--- BEGIN ---

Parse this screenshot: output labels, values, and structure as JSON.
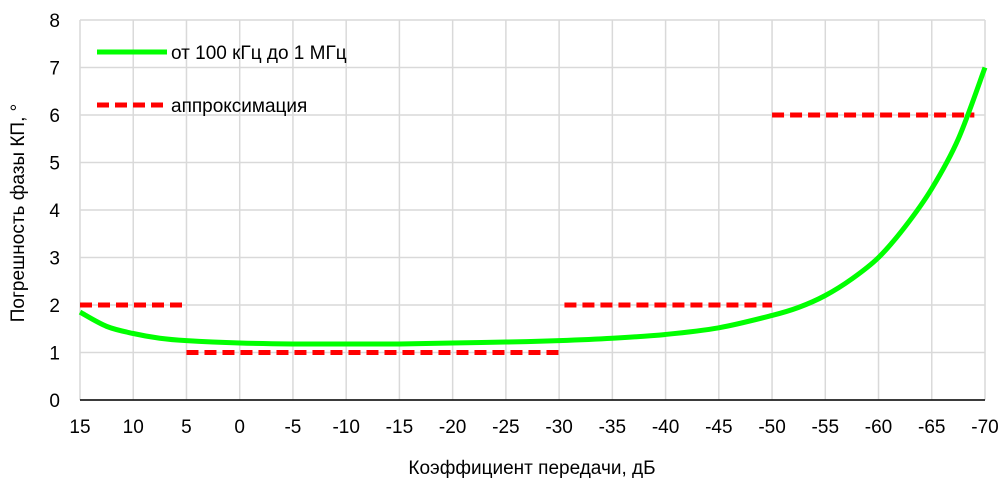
{
  "chart_data": {
    "type": "line",
    "title": "",
    "xlabel": "Коэффициент передачи, дБ",
    "ylabel": "Погрешность фазы КП, °",
    "xlim": [
      15,
      -70
    ],
    "ylim": [
      0,
      8
    ],
    "x_ticks": [
      15,
      10,
      5,
      0,
      -5,
      -10,
      -15,
      -20,
      -25,
      -30,
      -35,
      -40,
      -45,
      -50,
      -55,
      -60,
      -65,
      -70
    ],
    "x_tick_labels": [
      "15",
      "10",
      "5",
      "0",
      "-5",
      "-10",
      "-15",
      "-20",
      "-25",
      "-30",
      "-35",
      "-40",
      "-45",
      "-50",
      "-55",
      "-60",
      "-65",
      "-70"
    ],
    "y_ticks": [
      0,
      1,
      2,
      3,
      4,
      5,
      6,
      7,
      8
    ],
    "y_tick_labels": [
      "0",
      "1",
      "2",
      "3",
      "4",
      "5",
      "6",
      "7",
      "8"
    ],
    "grid": true,
    "legend_position": "top-left",
    "series": [
      {
        "name": "от 100 кГц до 1 МГц",
        "color": "#00ff00",
        "style": "solid",
        "x": [
          15,
          12.5,
          10,
          7.5,
          5,
          0,
          -5,
          -10,
          -15,
          -20,
          -25,
          -30,
          -35,
          -40,
          -45,
          -50,
          -52.5,
          -55,
          -57.5,
          -60,
          -62.5,
          -65,
          -67.5,
          -70
        ],
        "y": [
          1.85,
          1.55,
          1.4,
          1.3,
          1.25,
          1.2,
          1.18,
          1.18,
          1.18,
          1.2,
          1.22,
          1.25,
          1.3,
          1.38,
          1.52,
          1.78,
          1.95,
          2.2,
          2.55,
          3.0,
          3.65,
          4.45,
          5.5,
          7.0
        ]
      },
      {
        "name": "аппроксимация",
        "color": "#ff0000",
        "style": "dashed",
        "segments": [
          {
            "x": [
              15,
              5
            ],
            "y": [
              2,
              2
            ]
          },
          {
            "x": [
              5,
              -30
            ],
            "y": [
              1,
              1
            ]
          },
          {
            "x": [
              -30.5,
              -50
            ],
            "y": [
              2,
              2
            ]
          },
          {
            "x": [
              -50,
              -69
            ],
            "y": [
              6,
              6
            ]
          }
        ]
      }
    ]
  }
}
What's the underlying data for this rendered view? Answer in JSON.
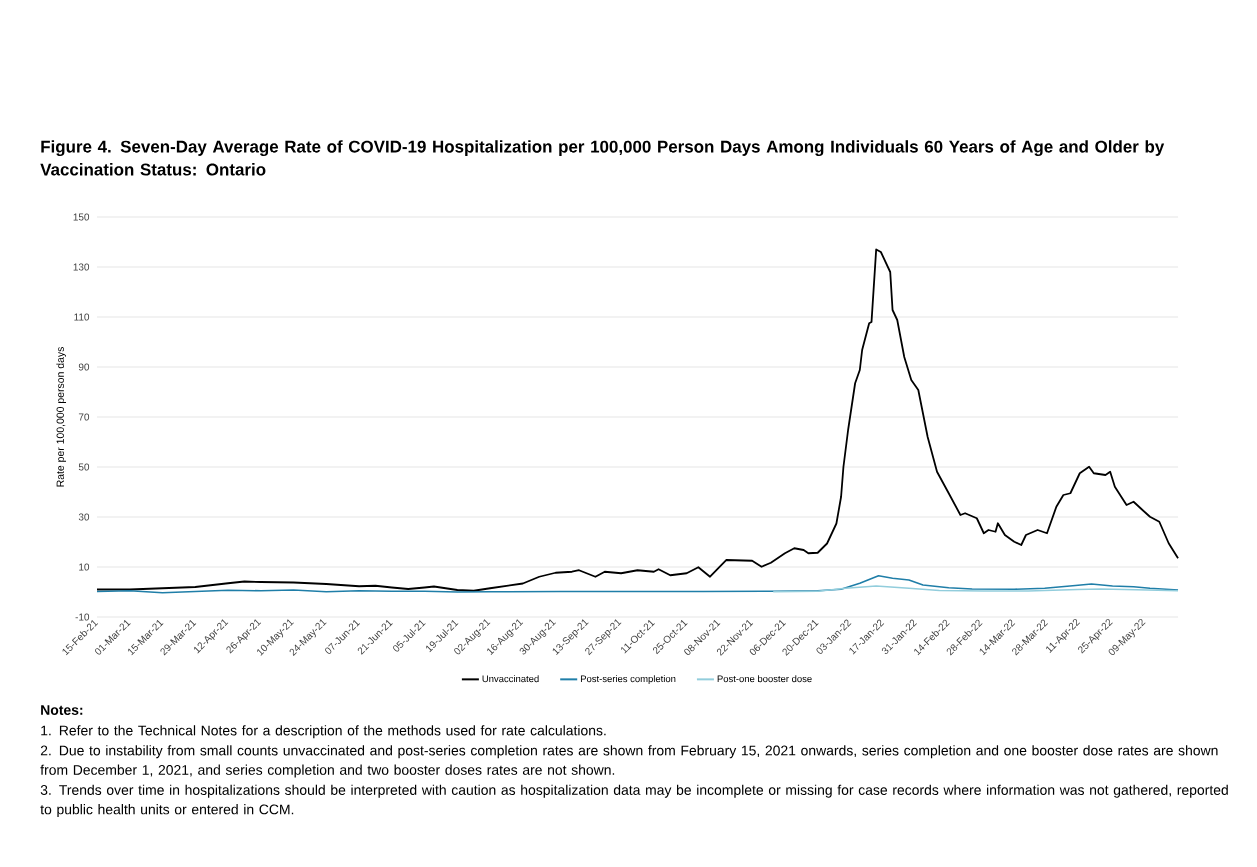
{
  "chart_data": {
    "type": "line",
    "title": "Figure 4. Seven-Day Average Rate of COVID-19 Hospitalization per 100,000 Person Days Among Individuals 60 Years of Age and Older by Vaccination Status: Ontario",
    "ylabel": "Rate per 100,000 person days",
    "xlim": [
      "2021-02-15",
      "2022-05-23"
    ],
    "ylim": [
      -10,
      150
    ],
    "yticks": [
      -10,
      10,
      30,
      50,
      70,
      90,
      110,
      130,
      150
    ],
    "xticks": [
      {
        "value": "2021-02-15",
        "label": "15-Feb-21"
      },
      {
        "value": "2021-03-01",
        "label": "01-Mar-21"
      },
      {
        "value": "2021-03-15",
        "label": "15-Mar-21"
      },
      {
        "value": "2021-03-29",
        "label": "29-Mar-21"
      },
      {
        "value": "2021-04-12",
        "label": "12-Apr-21"
      },
      {
        "value": "2021-04-26",
        "label": "26-Apr-21"
      },
      {
        "value": "2021-05-10",
        "label": "10-May-21"
      },
      {
        "value": "2021-05-24",
        "label": "24-May-21"
      },
      {
        "value": "2021-06-07",
        "label": "07-Jun-21"
      },
      {
        "value": "2021-06-21",
        "label": "21-Jun-21"
      },
      {
        "value": "2021-07-05",
        "label": "05-Jul-21"
      },
      {
        "value": "2021-07-19",
        "label": "19-Jul-21"
      },
      {
        "value": "2021-08-02",
        "label": "02-Aug-21"
      },
      {
        "value": "2021-08-16",
        "label": "16-Aug-21"
      },
      {
        "value": "2021-08-30",
        "label": "30-Aug-21"
      },
      {
        "value": "2021-09-13",
        "label": "13-Sep-21"
      },
      {
        "value": "2021-09-27",
        "label": "27-Sep-21"
      },
      {
        "value": "2021-10-11",
        "label": "11-Oct-21"
      },
      {
        "value": "2021-10-25",
        "label": "25-Oct-21"
      },
      {
        "value": "2021-11-08",
        "label": "08-Nov-21"
      },
      {
        "value": "2021-11-22",
        "label": "22-Nov-21"
      },
      {
        "value": "2021-12-06",
        "label": "06-Dec-21"
      },
      {
        "value": "2021-12-20",
        "label": "20-Dec-21"
      },
      {
        "value": "2022-01-03",
        "label": "03-Jan-22"
      },
      {
        "value": "2022-01-17",
        "label": "17-Jan-22"
      },
      {
        "value": "2022-01-31",
        "label": "31-Jan-22"
      },
      {
        "value": "2022-02-14",
        "label": "14-Feb-22"
      },
      {
        "value": "2022-02-28",
        "label": "28-Feb-22"
      },
      {
        "value": "2022-03-14",
        "label": "14-Mar-22"
      },
      {
        "value": "2022-03-28",
        "label": "28-Mar-22"
      },
      {
        "value": "2022-04-11",
        "label": "11-Apr-22"
      },
      {
        "value": "2022-04-25",
        "label": "25-Apr-22"
      },
      {
        "value": "2022-05-09",
        "label": "09-May-22"
      }
    ],
    "grid": "y",
    "legend": "bottom",
    "series": [
      {
        "name": "Unvaccinated",
        "color": "#000000",
        "x": [
          "2021-02-15",
          "2021-03-01",
          "2021-03-15",
          "2021-03-29",
          "2021-04-12",
          "2021-04-19",
          "2021-04-26",
          "2021-05-10",
          "2021-05-24",
          "2021-06-07",
          "2021-06-14",
          "2021-06-21",
          "2021-06-28",
          "2021-07-05",
          "2021-07-09",
          "2021-07-19",
          "2021-07-26",
          "2021-08-02",
          "2021-08-16",
          "2021-08-23",
          "2021-08-30",
          "2021-09-06",
          "2021-09-09",
          "2021-09-16",
          "2021-09-20",
          "2021-09-27",
          "2021-10-04",
          "2021-10-11",
          "2021-10-13",
          "2021-10-18",
          "2021-10-25",
          "2021-10-30",
          "2021-11-04",
          "2021-11-11",
          "2021-11-22",
          "2021-11-26",
          "2021-11-30",
          "2021-12-06",
          "2021-12-10",
          "2021-12-14",
          "2021-12-16",
          "2021-12-20",
          "2021-12-24",
          "2021-12-28",
          "2021-12-30",
          "2021-12-31",
          "2022-01-02",
          "2022-01-05",
          "2022-01-07",
          "2022-01-08",
          "2022-01-11",
          "2022-01-12",
          "2022-01-14",
          "2022-01-16",
          "2022-01-18",
          "2022-01-20",
          "2022-01-21",
          "2022-01-23",
          "2022-01-26",
          "2022-01-29",
          "2022-02-01",
          "2022-02-05",
          "2022-02-09",
          "2022-02-14",
          "2022-02-19",
          "2022-02-21",
          "2022-02-26",
          "2022-03-01",
          "2022-03-03",
          "2022-03-06",
          "2022-03-07",
          "2022-03-10",
          "2022-03-14",
          "2022-03-17",
          "2022-03-19",
          "2022-03-24",
          "2022-03-28",
          "2022-04-01",
          "2022-04-04",
          "2022-04-07",
          "2022-04-11",
          "2022-04-15",
          "2022-04-17",
          "2022-04-22",
          "2022-04-24",
          "2022-04-26",
          "2022-05-01",
          "2022-05-04",
          "2022-05-07",
          "2022-05-11",
          "2022-05-15",
          "2022-05-19",
          "2022-05-23"
        ],
        "values": [
          1.0,
          1.0,
          1.5,
          2.0,
          3.5,
          4.2,
          4.0,
          3.8,
          3.2,
          2.3,
          2.5,
          1.8,
          1.2,
          1.8,
          2.2,
          0.8,
          0.5,
          1.5,
          3.4,
          6.1,
          7.7,
          8.1,
          8.7,
          6.1,
          8.1,
          7.5,
          8.7,
          8.1,
          9.1,
          6.7,
          7.5,
          9.9,
          6.1,
          12.8,
          12.5,
          10.1,
          11.7,
          15.5,
          17.5,
          16.8,
          15.5,
          15.7,
          19.4,
          27.4,
          38.1,
          50,
          64.8,
          83.5,
          88.8,
          96.8,
          107.5,
          108,
          137,
          136,
          132,
          128,
          112.8,
          108.8,
          94,
          84.8,
          80.8,
          62,
          48.1,
          39.5,
          30.8,
          31.5,
          29.5,
          23.5,
          24.8,
          24.1,
          27.5,
          22.8,
          20.1,
          18.8,
          22.8,
          24.8,
          23.5,
          34.1,
          38.8,
          39.5,
          47.5,
          50.1,
          47.5,
          46.8,
          48.1,
          42.1,
          34.8,
          36.1,
          33.5,
          30.1,
          28.1,
          19.5,
          13.5
        ]
      },
      {
        "name": "Post-series completion",
        "color": "#1f7ea8",
        "x": [
          "2021-02-15",
          "2021-03-01",
          "2021-03-15",
          "2021-03-29",
          "2021-04-12",
          "2021-04-26",
          "2021-05-10",
          "2021-05-24",
          "2021-06-07",
          "2021-06-21",
          "2021-07-05",
          "2021-07-19",
          "2021-08-02",
          "2021-09-01",
          "2021-10-01",
          "2021-11-01",
          "2021-12-01",
          "2021-12-20",
          "2021-12-30",
          "2022-01-07",
          "2022-01-15",
          "2022-01-21",
          "2022-01-28",
          "2022-02-03",
          "2022-02-14",
          "2022-02-24",
          "2022-03-14",
          "2022-03-27",
          "2022-04-08",
          "2022-04-16",
          "2022-04-25",
          "2022-05-04",
          "2022-05-11",
          "2022-05-23"
        ],
        "values": [
          0.2,
          0.5,
          -0.3,
          0.2,
          0.7,
          0.5,
          0.8,
          0.1,
          0.5,
          0.3,
          0.3,
          0.0,
          0.1,
          0.2,
          0.2,
          0.2,
          0.3,
          0.5,
          1.1,
          3.5,
          6.5,
          5.5,
          4.8,
          2.8,
          1.7,
          1.2,
          1.1,
          1.5,
          2.5,
          3.2,
          2.4,
          2.1,
          1.5,
          0.8
        ]
      },
      {
        "name": "Post-one booster dose",
        "color": "#92cddc",
        "x": [
          "2021-12-01",
          "2021-12-20",
          "2022-01-01",
          "2022-01-14",
          "2022-01-28",
          "2022-02-10",
          "2022-03-01",
          "2022-03-20",
          "2022-04-10",
          "2022-04-20",
          "2022-05-10",
          "2022-05-23"
        ],
        "values": [
          0.1,
          0.3,
          1.5,
          2.4,
          1.5,
          0.6,
          0.4,
          0.4,
          1.0,
          1.2,
          0.8,
          0.5
        ]
      }
    ],
    "annotations": [
      "Notes:",
      "1.\tRefer to the Technical Notes for a description of the methods used for rate calculations.",
      "2.\tDue to instability from small counts unvaccinated and post-series completion rates are shown from February 15, 2021 onwards, series completion and one booster dose rates are shown from December 1, 2021, and series completion and two booster doses rates are not shown.",
      "3.\tTrends over time in hospitalizations should be interpreted with caution as hospitalization data may be incomplete or missing for case records where information was not gathered, reported to public health units or entered in CCM."
    ]
  }
}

--- END ---

- [Goal]:
Return only the number of lines in the preceding records that contain the string "color".

- [Worked solution]:
5